» **TASK GOAL**: Each entry below is to be given again word for word, with no pictures.

» **STORED RECORDS**:
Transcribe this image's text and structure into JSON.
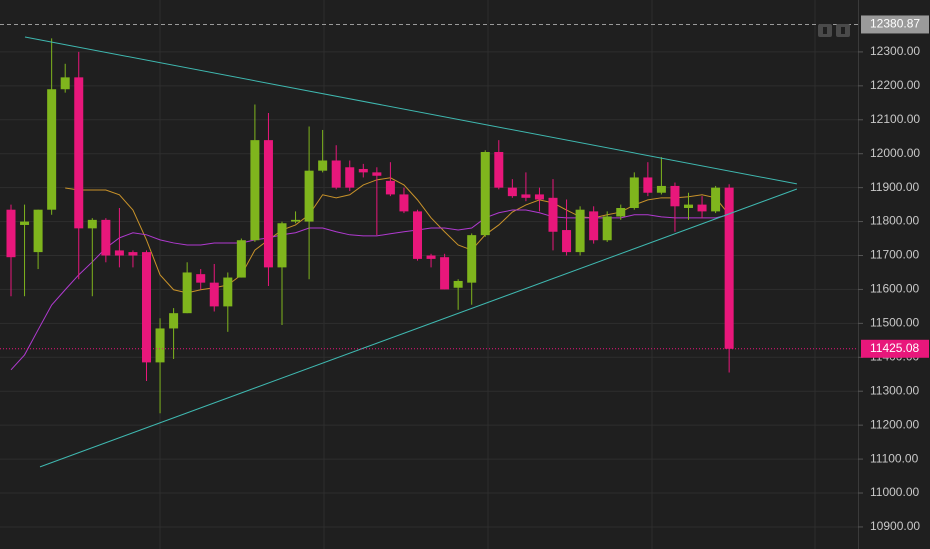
{
  "chart_data": {
    "type": "candlestick",
    "open": [
      11835,
      11790,
      11710,
      11835,
      12190,
      12225,
      11780,
      11805,
      11715,
      11710,
      11710,
      11385,
      11485,
      11530,
      11645,
      11620,
      11550,
      11635,
      11745,
      12040,
      11665,
      11800,
      11800,
      11950,
      11980,
      11960,
      11955,
      11945,
      11920,
      11880,
      11830,
      11700,
      11695,
      11605,
      11620,
      11760,
      12005,
      11900,
      11880,
      11880,
      11870,
      11775,
      11710,
      11830,
      11745,
      11815,
      11840,
      11930,
      11885,
      11905,
      11840,
      11850,
      11830,
      11900
    ],
    "high": [
      11850,
      11850,
      11835,
      12340,
      12265,
      12300,
      11810,
      11810,
      11840,
      11715,
      11715,
      11515,
      11545,
      11680,
      11660,
      11675,
      11650,
      11750,
      12145,
      12120,
      11800,
      11830,
      12080,
      12070,
      12025,
      11980,
      11970,
      11960,
      11975,
      11900,
      11835,
      11705,
      11705,
      11630,
      11765,
      12010,
      12040,
      11925,
      11945,
      11900,
      11925,
      11865,
      11845,
      11845,
      11830,
      11850,
      11945,
      11975,
      11990,
      11915,
      11885,
      11875,
      11905,
      11910
    ],
    "low": [
      11580,
      11580,
      11660,
      11820,
      12180,
      11630,
      11580,
      11680,
      11665,
      11665,
      11330,
      11235,
      11395,
      11530,
      11600,
      11535,
      11475,
      11635,
      11740,
      11610,
      11495,
      11795,
      11630,
      11945,
      11895,
      11890,
      11930,
      11760,
      11875,
      11825,
      11685,
      11665,
      11600,
      11540,
      11555,
      11755,
      11895,
      11870,
      11860,
      11830,
      11715,
      11700,
      11700,
      11735,
      11740,
      11805,
      11835,
      11875,
      11880,
      11770,
      11805,
      11810,
      11825,
      11355
    ],
    "close": [
      11695,
      11800,
      11835,
      12190,
      12225,
      11780,
      11805,
      11700,
      11700,
      11700,
      11385,
      11485,
      11530,
      11650,
      11620,
      11550,
      11635,
      11745,
      12040,
      11665,
      11795,
      11805,
      11950,
      11980,
      11900,
      11900,
      11945,
      11935,
      11880,
      11830,
      11690,
      11690,
      11600,
      11625,
      11760,
      12005,
      11900,
      11875,
      11870,
      11865,
      11770,
      11710,
      11835,
      11745,
      11815,
      11840,
      11930,
      11885,
      11905,
      11845,
      11850,
      11830,
      11900,
      11425.08
    ],
    "up_color": "#7fb51d",
    "down_color": "#e8177b",
    "series": [
      {
        "color": "#c8922a",
        "values": [
          null,
          null,
          null,
          null,
          11899,
          11893,
          11893,
          11893,
          11879,
          11834,
          11746,
          11643,
          11599,
          11590,
          11599,
          11605,
          11613,
          11643,
          11716,
          11746,
          11775,
          11790,
          11820,
          11879,
          11870,
          11879,
          11908,
          11923,
          11929,
          11908,
          11864,
          11811,
          11770,
          11731,
          11716,
          11761,
          11790,
          11828,
          11849,
          11864,
          11855,
          11834,
          11814,
          11811,
          11820,
          11828,
          11849,
          11864,
          11870,
          11870,
          11873,
          11879,
          11870,
          11820
        ]
      },
      {
        "color": "#b03ad0",
        "values": [
          11363,
          11407,
          11481,
          11554,
          11599,
          11643,
          11681,
          11722,
          11752,
          11767,
          11761,
          11746,
          11737,
          11731,
          11731,
          11737,
          11737,
          11737,
          11746,
          11752,
          11761,
          11767,
          11781,
          11781,
          11770,
          11761,
          11758,
          11758,
          11764,
          11770,
          11775,
          11781,
          11781,
          11775,
          11781,
          11811,
          11826,
          11834,
          11834,
          11826,
          11814,
          11811,
          11811,
          11811,
          11811,
          11811,
          11820,
          11820,
          11814,
          11811,
          11811,
          11811,
          11811,
          11820
        ]
      }
    ],
    "trendlines": [
      {
        "color": "#3fb8b0",
        "x": [
          1.03,
          58.0
        ],
        "y": [
          12344,
          11911
        ]
      },
      {
        "color": "#3fb8b0",
        "x": [
          2.14,
          58.0
        ],
        "y": [
          11077,
          11896
        ]
      }
    ],
    "price_lines": [
      {
        "value": 12380.87,
        "color": "#9a9a9a"
      },
      {
        "value": 11425.08,
        "color": "#e8177b"
      }
    ],
    "ylim": [
      10835,
      12453
    ],
    "yticks": [
      {
        "value": 10900,
        "label": "10900.00"
      },
      {
        "value": 11000,
        "label": "11000.00"
      },
      {
        "value": 11100,
        "label": "11100.00"
      },
      {
        "value": 11200,
        "label": "11200.00"
      },
      {
        "value": 11300,
        "label": "11300.00"
      },
      {
        "value": 11400,
        "label": "11400.00"
      },
      {
        "value": 11500,
        "label": "11500.00"
      },
      {
        "value": 11600,
        "label": "11600.00"
      },
      {
        "value": 11700,
        "label": "11700.00"
      },
      {
        "value": 11800,
        "label": "11800.00"
      },
      {
        "value": 11900,
        "label": "11900.00"
      },
      {
        "value": 12000,
        "label": "12000.00"
      },
      {
        "value": 12100,
        "label": "12100.00"
      },
      {
        "value": 12200,
        "label": "12200.00"
      },
      {
        "value": 12300,
        "label": "12300.00"
      }
    ],
    "grid": true
  }
}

» **SOLUTION FOR THIS PROBLEM**:
Transcribe this image's text and structure into JSON.
{
  "chart_data": {
    "type": "candlestick",
    "open": [
      11835,
      11790,
      11710,
      11835,
      12190,
      12225,
      11780,
      11805,
      11715,
      11710,
      11710,
      11385,
      11485,
      11530,
      11645,
      11620,
      11550,
      11635,
      11745,
      12040,
      11665,
      11800,
      11800,
      11950,
      11980,
      11960,
      11955,
      11945,
      11920,
      11880,
      11830,
      11700,
      11695,
      11605,
      11620,
      11760,
      12005,
      11900,
      11880,
      11880,
      11870,
      11775,
      11710,
      11830,
      11745,
      11815,
      11840,
      11930,
      11885,
      11905,
      11840,
      11850,
      11830,
      11900
    ],
    "high": [
      11850,
      11850,
      11835,
      12340,
      12265,
      12300,
      11810,
      11810,
      11840,
      11715,
      11715,
      11515,
      11545,
      11680,
      11660,
      11675,
      11650,
      11750,
      12145,
      12120,
      11800,
      11830,
      12080,
      12070,
      12025,
      11980,
      11970,
      11960,
      11975,
      11900,
      11835,
      11705,
      11705,
      11630,
      11765,
      12010,
      12040,
      11925,
      11945,
      11900,
      11925,
      11865,
      11845,
      11845,
      11830,
      11850,
      11945,
      11975,
      11990,
      11915,
      11885,
      11875,
      11905,
      11910
    ],
    "low": [
      11580,
      11580,
      11660,
      11820,
      12180,
      11630,
      11580,
      11680,
      11665,
      11665,
      11330,
      11235,
      11395,
      11530,
      11600,
      11535,
      11475,
      11635,
      11740,
      11610,
      11495,
      11795,
      11630,
      11945,
      11895,
      11890,
      11930,
      11760,
      11875,
      11825,
      11685,
      11665,
      11600,
      11540,
      11555,
      11755,
      11895,
      11870,
      11860,
      11830,
      11715,
      11700,
      11700,
      11735,
      11740,
      11805,
      11835,
      11875,
      11880,
      11770,
      11805,
      11810,
      11825,
      11355
    ],
    "close": [
      11695,
      11800,
      11835,
      12190,
      12225,
      11780,
      11805,
      11700,
      11700,
      11700,
      11385,
      11485,
      11530,
      11650,
      11620,
      11550,
      11635,
      11745,
      12040,
      11665,
      11795,
      11805,
      11950,
      11980,
      11900,
      11900,
      11945,
      11935,
      11880,
      11830,
      11690,
      11690,
      11600,
      11625,
      11760,
      12005,
      11900,
      11875,
      11870,
      11865,
      11770,
      11710,
      11835,
      11745,
      11815,
      11840,
      11930,
      11885,
      11905,
      11845,
      11850,
      11830,
      11900,
      11425.08
    ],
    "up_color": "#7fb51d",
    "down_color": "#e8177b",
    "series": [
      {
        "color": "#c8922a",
        "values": [
          null,
          null,
          null,
          null,
          11899,
          11893,
          11893,
          11893,
          11879,
          11834,
          11746,
          11643,
          11599,
          11590,
          11599,
          11605,
          11613,
          11643,
          11716,
          11746,
          11775,
          11790,
          11820,
          11879,
          11870,
          11879,
          11908,
          11923,
          11929,
          11908,
          11864,
          11811,
          11770,
          11731,
          11716,
          11761,
          11790,
          11828,
          11849,
          11864,
          11855,
          11834,
          11814,
          11811,
          11820,
          11828,
          11849,
          11864,
          11870,
          11870,
          11873,
          11879,
          11870,
          11820
        ]
      },
      {
        "color": "#b03ad0",
        "values": [
          11363,
          11407,
          11481,
          11554,
          11599,
          11643,
          11681,
          11722,
          11752,
          11767,
          11761,
          11746,
          11737,
          11731,
          11731,
          11737,
          11737,
          11737,
          11746,
          11752,
          11761,
          11767,
          11781,
          11781,
          11770,
          11761,
          11758,
          11758,
          11764,
          11770,
          11775,
          11781,
          11781,
          11775,
          11781,
          11811,
          11826,
          11834,
          11834,
          11826,
          11814,
          11811,
          11811,
          11811,
          11811,
          11811,
          11820,
          11820,
          11814,
          11811,
          11811,
          11811,
          11811,
          11820
        ]
      }
    ],
    "trendlines": [
      {
        "color": "#3fb8b0",
        "x": [
          1.03,
          58.0
        ],
        "y": [
          12344,
          11911
        ]
      },
      {
        "color": "#3fb8b0",
        "x": [
          2.14,
          58.0
        ],
        "y": [
          11077,
          11896
        ]
      }
    ],
    "price_lines": [
      {
        "value": 12380.87,
        "color": "#9a9a9a"
      },
      {
        "value": 11425.08,
        "color": "#e8177b"
      }
    ],
    "ylim": [
      10835,
      12453
    ],
    "yticks": [
      {
        "value": 10900,
        "label": "10900.00"
      },
      {
        "value": 11000,
        "label": "11000.00"
      },
      {
        "value": 11100,
        "label": "11100.00"
      },
      {
        "value": 11200,
        "label": "11200.00"
      },
      {
        "value": 11300,
        "label": "11300.00"
      },
      {
        "value": 11400,
        "label": "11400.00"
      },
      {
        "value": 11500,
        "label": "11500.00"
      },
      {
        "value": 11600,
        "label": "11600.00"
      },
      {
        "value": 11700,
        "label": "11700.00"
      },
      {
        "value": 11800,
        "label": "11800.00"
      },
      {
        "value": 11900,
        "label": "11900.00"
      },
      {
        "value": 12000,
        "label": "12000.00"
      },
      {
        "value": 12100,
        "label": "12100.00"
      },
      {
        "value": 12200,
        "label": "12200.00"
      },
      {
        "value": 12300,
        "label": "12300.00"
      }
    ],
    "grid": true
  }
}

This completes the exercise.